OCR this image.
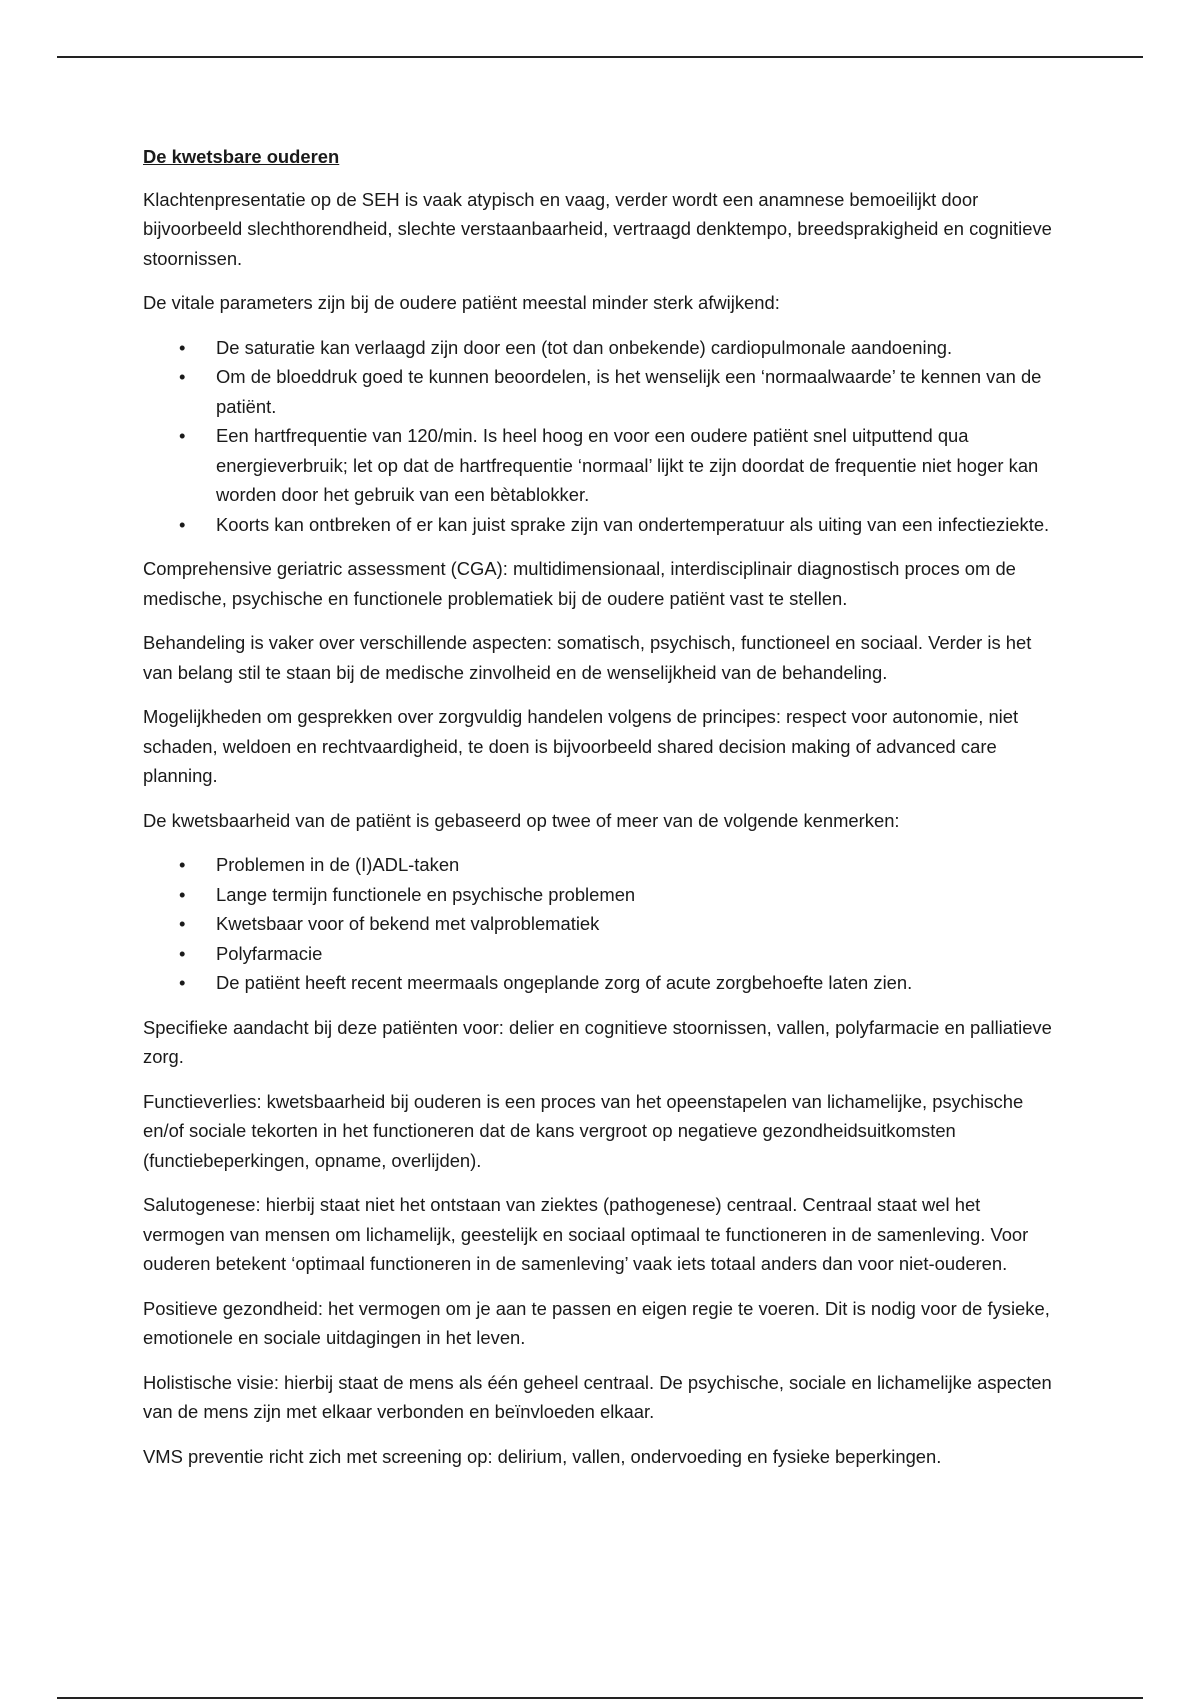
De kwetsbare ouderen

Klachtenpresentatie op de SEH is vaak atypisch en vaag, verder wordt een anamnese bemoeilijkt door bijvoorbeeld slechthorendheid, slechte verstaanbaarheid, vertraagd denktempo, breedsprakigheid en cognitieve stoornissen.

De vitale parameters zijn bij de oudere patiënt meestal minder sterk afwijkend:

• De saturatie kan verlaagd zijn door een (tot dan onbekende) cardiopulmonale aandoening.
• Om de bloeddruk goed te kunnen beoordelen, is het wenselijk een ‘normaalwaarde’ te kennen van de patiënt.
• Een hartfrequentie van 120/min. Is heel hoog en voor een oudere patiënt snel uitputtend qua energieverbruik; let op dat de hartfrequentie ‘normaal’ lijkt te zijn doordat de frequentie niet hoger kan worden door het gebruik van een bètablokker.
• Koorts kan ontbreken of er kan juist sprake zijn van ondertemperatuur als uiting van een infectieziekte.

Comprehensive geriatric assessment (CGA): multidimensionaal, interdisciplinair diagnostisch proces om de medische, psychische en functionele problematiek bij de oudere patiënt vast te stellen.

Behandeling is vaker over verschillende aspecten: somatisch, psychisch, functioneel en sociaal. Verder is het van belang stil te staan bij de medische zinvolheid en de wenselijkheid van de behandeling.

Mogelijkheden om gesprekken over zorgvuldig handelen volgens de principes: respect voor autonomie, niet schaden, weldoen en rechtvaardigheid, te doen is bijvoorbeeld shared decision making of advanced care planning.

De kwetsbaarheid van de patiënt is gebaseerd op twee of meer van de volgende kenmerken:

• Problemen in de (I)ADL-taken
• Lange termijn functionele en psychische problemen
• Kwetsbaar voor of bekend met valproblematiek
• Polyfarmacie
• De patiënt heeft recent meermaals ongeplande zorg of acute zorgbehoefte laten zien.

Specifieke aandacht bij deze patiënten voor: delier en cognitieve stoornissen, vallen, polyfarmacie en palliatieve zorg.

Functieverlies: kwetsbaarheid bij ouderen is een proces van het opeenstapelen van lichamelijke, psychische en/of sociale tekorten in het functioneren dat de kans vergroot op negatieve gezondheidsuitkomsten (functiebeperkingen, opname, overlijden).

Salutogenese: hierbij staat niet het ontstaan van ziektes (pathogenese) centraal. Centraal staat wel het vermogen van mensen om lichamelijk, geestelijk en sociaal optimaal te functioneren in de samenleving. Voor ouderen betekent ‘optimaal functioneren in de samenleving’ vaak iets totaal anders dan voor niet-ouderen.

Positieve gezondheid: het vermogen om je aan te passen en eigen regie te voeren. Dit is nodig voor de fysieke, emotionele en sociale uitdagingen in het leven.

Holistische visie: hierbij staat de mens als één geheel centraal. De psychische, sociale en lichamelijke aspecten van de mens zijn met elkaar verbonden en beïnvloeden elkaar.

VMS preventie richt zich met screening op: delirium, vallen, ondervoeding en fysieke beperkingen.
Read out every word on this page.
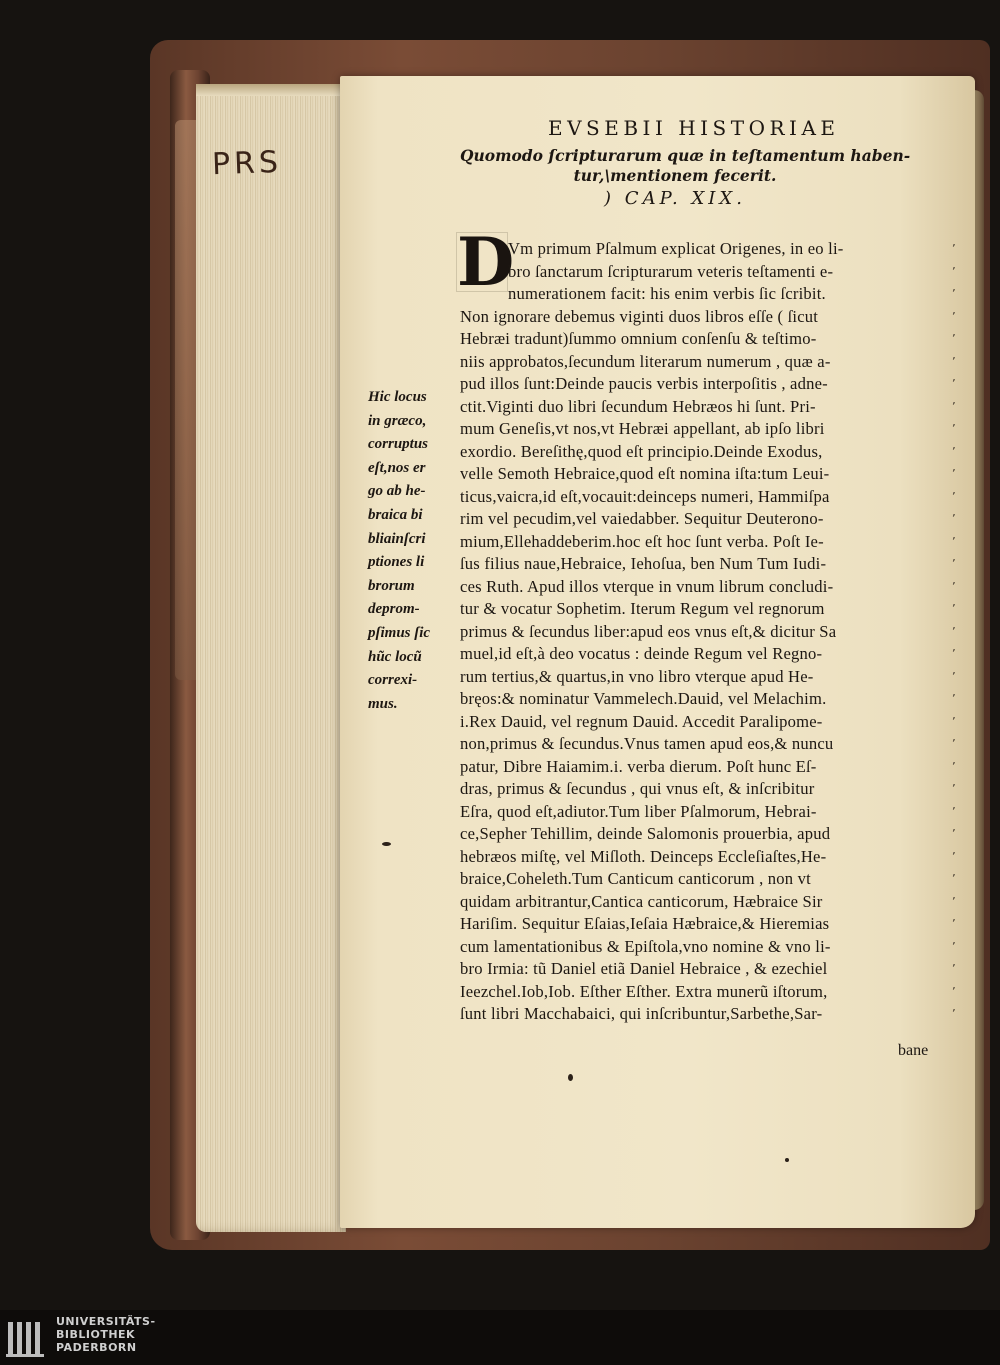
PRS
EVSEBII HISTORIAE
Quomodo ſcripturarum quæ in teſtamentum haben-
tur,\mentionem fecerit.
) CAP. XIX.
D
Vm primum Pſalmum explicat Origenes, in eo li-	’
bro ſanctarum ſcripturarum veteris teſtamenti e-	’
numerationem facit: his enim verbis ſic ſcribit.	’
Non ignorare debemus viginti duos libros eſſe ( ſicut	’
Hebræi tradunt)ſummo omnium conſenſu & teſtimo-	’
niis approbatos,ſecundum literarum numerum , quæ a-	’
pud illos ſunt:Deinde paucis verbis interpoſitis , adne-	’
ctit.Viginti duo libri ſecundum Hebræos hi ſunt. Pri-	’
mum Geneſis,vt nos,vt Hebræi appellant, ab ipſo libri	’
exordio. Bereſithę,quod eſt principio.Deinde Exodus,	’
velle Semoth Hebraice,quod eſt nomina iſta:tum Leui-	’
ticus,vaicra,id eſt,vocauit:deinceps numeri, Hammiſpa	’
rim vel pecudim,vel vaiedabber. Sequitur Deuterono-	’
mium,Ellehaddeberim.hoc eſt hoc ſunt verba. Poſt Ie-	’
ſus filius naue,Hebraice, Iehoſua, ben Num Tum Iudi-	’
ces Ruth. Apud illos vterque in vnum librum concludi-	’
tur & vocatur Sophetim. Iterum Regum vel regnorum	’
primus & ſecundus liber:apud eos vnus eſt,& dicitur Sa	’
muel,id eſt,à deo vocatus : deinde Regum vel Regno-	’
rum tertius,& quartus,in vno libro vterque apud He-	’
bręos:& nominatur Vammelech.Dauid, vel Melachim.	’
i.Rex Dauid, vel regnum Dauid. Accedit Paralipome-	’
non,primus & ſecundus.Vnus tamen apud eos,& nuncu	’
patur, Dibre Haiamim.i. verba dierum. Poſt hunc Eſ-	’
dras, primus & ſecundus , qui vnus eſt, & inſcribitur	’
Eſra, quod eſt,adiutor.Tum liber Pſalmorum, Hebrai-	’
ce,Sepher Tehillim, deinde Salomonis prouerbia, apud	’
hebræos miſtę, vel Miſloth. Deinceps Eccleſiaſtes,He-	’
braice,Coheleth.Tum Canticum canticorum , non vt	’
quidam arbitrantur,Cantica canticorum, Hæbraice Sir	’
Hariſim. Sequitur Eſaias,Ieſaia Hæbraice,& Hieremias	’
cum lamentationibus & Epiſtola,vno nomine & vno li-	’
bro Irmia: tũ Daniel etiã Daniel Hebraice , & ezechiel	’
Ieezchel.Iob,Iob. Eſther Eſther. Extra munerũ iſtorum,	’
ſunt libri Macchabaici, qui inſcribuntur,Sarbethe,Sar-	’
Hic locus
in græco,
corruptus
eſt,nos er
go ab he-
braica bi
bliainſcri
ptiones li
brorum
deprom-
pſimus ſic
hũc locũ
correxi-
mus.
bane
UNIVERSITÄTS-
BIBLIOTHEK
PADERBORN
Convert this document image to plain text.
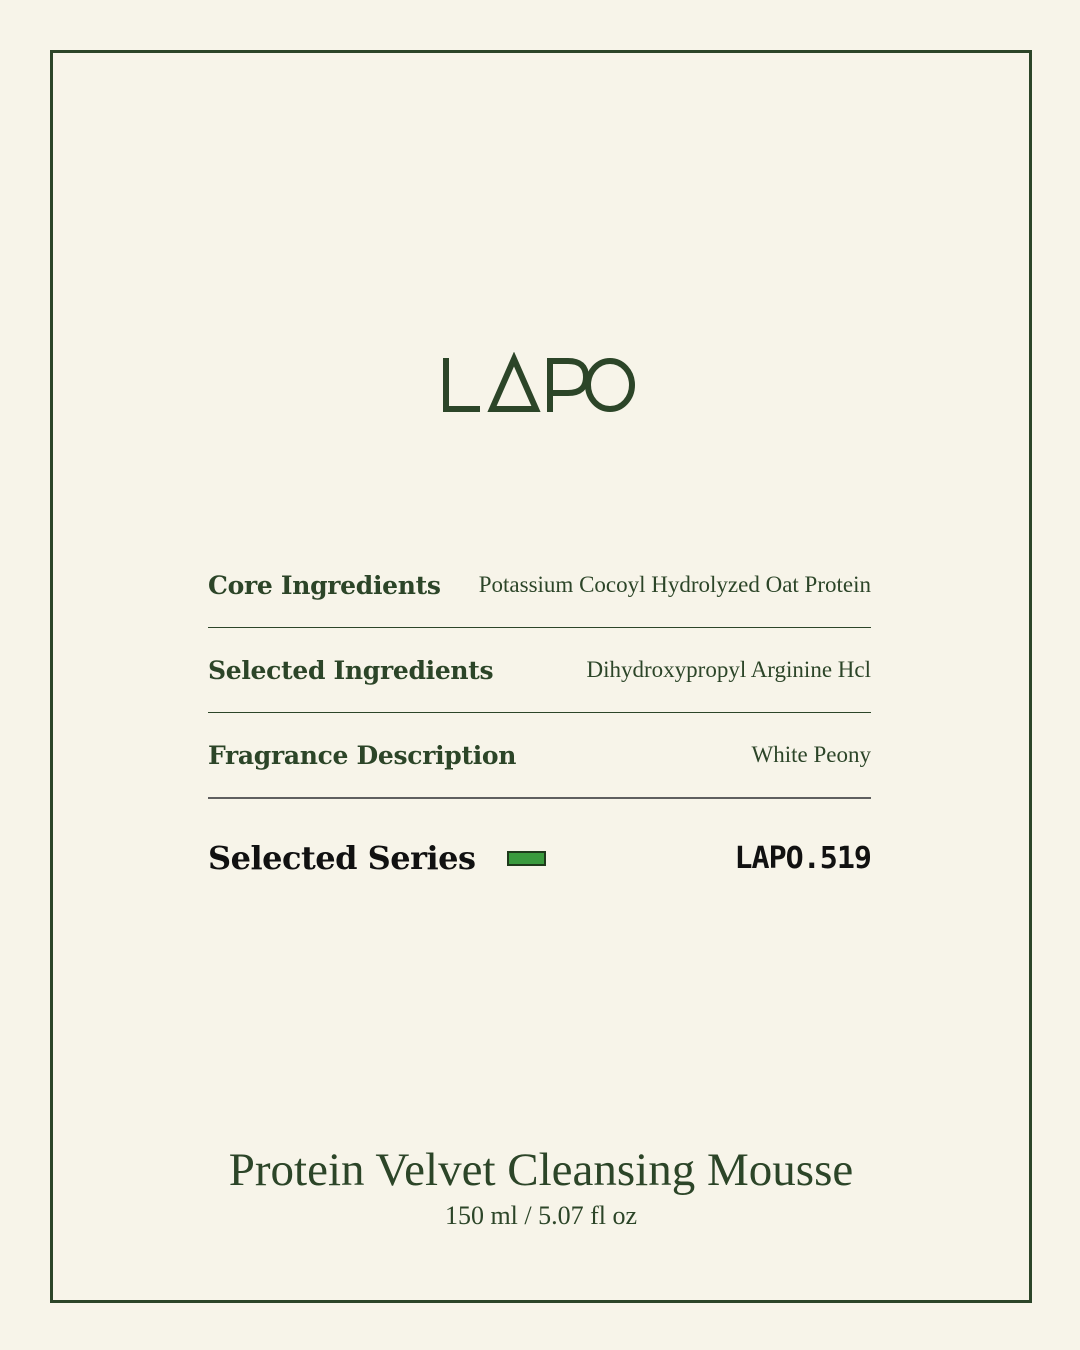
Core Ingredients Potassium Cocoyl Hydrolyzed Oat Protein
Selected Ingredients	Dihydroxypropyl Arginine Hcl
Fragrance Description	White Peony
Selected Series	LAPO.519
Protein Velvet Cleansing Mousse
150 ml / 5.07 fl oz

Work instructions
Write out every record above exactly as it stands, but leave out the pictures.

Written answer
OCR this image.
De kwetsbare ouderen

Klachtenpresentatie op de SEH is vaak atypisch en vaag, verder wordt een anamnese bemoeilijkt door bijvoorbeeld slechthorendheid, slechte verstaanbaarheid, vertraagd denktempo, breedsprakigheid en cognitieve stoornissen.

De vitale parameters zijn bij de oudere patiënt meestal minder sterk afwijkend:

• De saturatie kan verlaagd zijn door een (tot dan onbekende) cardiopulmonale aandoening.
• Om de bloeddruk goed te kunnen beoordelen, is het wenselijk een ‘normaalwaarde’ te kennen van de patiënt.
• Een hartfrequentie van 120/min. Is heel hoog en voor een oudere patiënt snel uitputtend qua energieverbruik; let op dat de hartfrequentie ‘normaal’ lijkt te zijn doordat de frequentie niet hoger kan worden door het gebruik van een bètablokker.
• Koorts kan ontbreken of er kan juist sprake zijn van ondertemperatuur als uiting van een infectieziekte.

Comprehensive geriatric assessment (CGA): multidimensionaal, interdisciplinair diagnostisch proces om de medische, psychische en functionele problematiek bij de oudere patiënt vast te stellen.

Behandeling is vaker over verschillende aspecten: somatisch, psychisch, functioneel en sociaal. Verder is het van belang stil te staan bij de medische zinvolheid en de wenselijkheid van de behandeling.

Mogelijkheden om gesprekken over zorgvuldig handelen volgens de principes: respect voor autonomie, niet schaden, weldoen en rechtvaardigheid, te doen is bijvoorbeeld shared decision making of advanced care planning.

De kwetsbaarheid van de patiënt is gebaseerd op twee of meer van de volgende kenmerken:

• Problemen in de (I)ADL-taken
• Lange termijn functionele en psychische problemen
• Kwetsbaar voor of bekend met valproblematiek
• Polyfarmacie
• De patiënt heeft recent meermaals ongeplande zorg of acute zorgbehoefte laten zien.

Specifieke aandacht bij deze patiënten voor: delier en cognitieve stoornissen, vallen, polyfarmacie en palliatieve zorg.

Functieverlies: kwetsbaarheid bij ouderen is een proces van het opeenstapelen van lichamelijke, psychische en/of sociale tekorten in het functioneren dat de kans vergroot op negatieve gezondheidsuitkomsten (functiebeperkingen, opname, overlijden).

Salutogenese: hierbij staat niet het ontstaan van ziektes (pathogenese) centraal. Centraal staat wel het vermogen van mensen om lichamelijk, geestelijk en sociaal optimaal te functioneren in de samenleving. Voor ouderen betekent ‘optimaal functioneren in de samenleving’ vaak iets totaal anders dan voor niet-ouderen.

Positieve gezondheid: het vermogen om je aan te passen en eigen regie te voeren. Dit is nodig voor de fysieke, emotionele en sociale uitdagingen in het leven.

Holistische visie: hierbij staat de mens als één geheel centraal. De psychische, sociale en lichamelijke aspecten van de mens zijn met elkaar verbonden en beïnvloeden elkaar.

VMS preventie richt zich met screening op: delirium, vallen, ondervoeding en fysieke beperkingen.
Read out every word on this page.
PRS
EVSEBII HISTORIAE
Quomodo ſcripturarum quæ in teſtamentum haben-
tur,\mentionem fecerit.
) CAP. XIX.
D
Vm primum Pſalmum explicat Origenes, in eo li-	’
bro ſanctarum ſcripturarum veteris teſtamenti e-	’
numerationem facit: his enim verbis ſic ſcribit.	’
Non ignorare debemus viginti duos libros eſſe ( ſicut	’
Hebræi tradunt)ſummo omnium conſenſu & teſtimo-	’
niis approbatos,ſecundum literarum numerum , quæ a-	’
pud illos ſunt:Deinde paucis verbis interpoſitis , adne-	’
ctit.Viginti duo libri ſecundum Hebræos hi ſunt. Pri-	’
mum Geneſis,vt nos,vt Hebræi appellant, ab ipſo libri	’
exordio. Bereſithę,quod eſt principio.Deinde Exodus,	’
velle Semoth Hebraice,quod eſt nomina iſta:tum Leui-	’
ticus,vaicra,id eſt,vocauit:deinceps numeri, Hammiſpa	’
rim vel pecudim,vel vaiedabber. Sequitur Deuterono-	’
mium,Ellehaddeberim.hoc eſt hoc ſunt verba. Poſt Ie-	’
ſus filius naue,Hebraice, Iehoſua, ben Num Tum Iudi-	’
ces Ruth. Apud illos vterque in vnum librum concludi-	’
tur & vocatur Sophetim. Iterum Regum vel regnorum	’
primus & ſecundus liber:apud eos vnus eſt,& dicitur Sa	’
muel,id eſt,à deo vocatus : deinde Regum vel Regno-	’
rum tertius,& quartus,in vno libro vterque apud He-	’
bręos:& nominatur Vammelech.Dauid, vel Melachim.	’
i.Rex Dauid, vel regnum Dauid. Accedit Paralipome-	’
non,primus & ſecundus.Vnus tamen apud eos,& nuncu	’
patur, Dibre Haiamim.i. verba dierum. Poſt hunc Eſ-	’
dras, primus & ſecundus , qui vnus eſt, & inſcribitur	’
Eſra, quod eſt,adiutor.Tum liber Pſalmorum, Hebrai-	’
ce,Sepher Tehillim, deinde Salomonis prouerbia, apud	’
hebræos miſtę, vel Miſloth. Deinceps Eccleſiaſtes,He-	’
braice,Coheleth.Tum Canticum canticorum , non vt	’
quidam arbitrantur,Cantica canticorum, Hæbraice Sir	’
Hariſim. Sequitur Eſaias,Ieſaia Hæbraice,& Hieremias	’
cum lamentationibus & Epiſtola,vno nomine & vno li-	’
bro Irmia: tũ Daniel etiã Daniel Hebraice , & ezechiel	’
Ieezchel.Iob,Iob. Eſther Eſther. Extra munerũ iſtorum,	’
ſunt libri Macchabaici, qui inſcribuntur,Sarbethe,Sar-	’
Hic locus
in græco,
corruptus
eſt,nos er
go ab he-
braica bi
bliainſcri
ptiones li
brorum
deprom-
pſimus ſic
hũc locũ
correxi-
mus.
bane
UNIVERSITÄTS-
BIBLIOTHEK
PADERBORN
Convert this document image to plain text.
Core Ingredients Potassium Cocoyl Hydrolyzed Oat Protein
Selected Ingredients	Dihydroxypropyl Arginine Hcl
Fragrance Description	White Peony
Selected Series	LAPO.519
Protein Velvet Cleansing Mousse
150 ml / 5.07 fl oz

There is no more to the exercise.